- _Problem to work on_: Look through the records below, count the lines with the word "from", and reply with only the number.
_ _ _ _ _
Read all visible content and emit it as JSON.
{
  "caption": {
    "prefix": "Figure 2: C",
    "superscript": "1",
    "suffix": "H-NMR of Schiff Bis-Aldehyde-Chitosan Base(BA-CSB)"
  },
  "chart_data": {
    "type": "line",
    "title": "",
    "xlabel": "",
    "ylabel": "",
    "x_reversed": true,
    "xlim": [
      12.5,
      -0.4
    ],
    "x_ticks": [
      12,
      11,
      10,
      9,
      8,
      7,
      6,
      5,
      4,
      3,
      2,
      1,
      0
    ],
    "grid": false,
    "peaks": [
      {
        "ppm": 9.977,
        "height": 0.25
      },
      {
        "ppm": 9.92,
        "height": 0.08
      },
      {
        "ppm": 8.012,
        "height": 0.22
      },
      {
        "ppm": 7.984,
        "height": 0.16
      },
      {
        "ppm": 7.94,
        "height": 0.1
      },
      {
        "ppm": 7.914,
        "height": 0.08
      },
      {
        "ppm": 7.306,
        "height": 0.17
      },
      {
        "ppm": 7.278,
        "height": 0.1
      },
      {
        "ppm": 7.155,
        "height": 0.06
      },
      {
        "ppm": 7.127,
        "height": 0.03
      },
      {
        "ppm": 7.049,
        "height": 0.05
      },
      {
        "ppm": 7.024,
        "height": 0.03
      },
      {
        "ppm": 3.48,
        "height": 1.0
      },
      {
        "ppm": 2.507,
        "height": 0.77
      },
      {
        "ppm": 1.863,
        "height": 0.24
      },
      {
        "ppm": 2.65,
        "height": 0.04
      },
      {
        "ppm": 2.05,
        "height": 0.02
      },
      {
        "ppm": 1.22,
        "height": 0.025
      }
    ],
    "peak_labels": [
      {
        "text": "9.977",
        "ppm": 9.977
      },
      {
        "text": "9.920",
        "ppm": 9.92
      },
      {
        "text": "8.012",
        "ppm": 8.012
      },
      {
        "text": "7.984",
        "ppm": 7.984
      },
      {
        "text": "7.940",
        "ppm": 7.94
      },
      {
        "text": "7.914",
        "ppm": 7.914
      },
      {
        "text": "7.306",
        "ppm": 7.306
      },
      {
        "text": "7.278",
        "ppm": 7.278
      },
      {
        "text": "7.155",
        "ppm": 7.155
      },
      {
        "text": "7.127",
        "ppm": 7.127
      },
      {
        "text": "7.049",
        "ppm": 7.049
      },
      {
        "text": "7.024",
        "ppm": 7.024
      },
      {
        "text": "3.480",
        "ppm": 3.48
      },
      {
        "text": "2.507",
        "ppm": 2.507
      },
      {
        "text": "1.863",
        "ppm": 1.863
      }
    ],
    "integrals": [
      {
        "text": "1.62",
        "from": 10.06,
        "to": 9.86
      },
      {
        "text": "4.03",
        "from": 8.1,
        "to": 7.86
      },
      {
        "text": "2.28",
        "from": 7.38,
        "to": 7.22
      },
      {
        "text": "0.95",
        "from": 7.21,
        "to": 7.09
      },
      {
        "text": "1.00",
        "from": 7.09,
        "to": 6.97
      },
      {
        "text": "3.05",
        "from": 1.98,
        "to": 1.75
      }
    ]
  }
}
_ _ _ _ _
- _The answer_: 6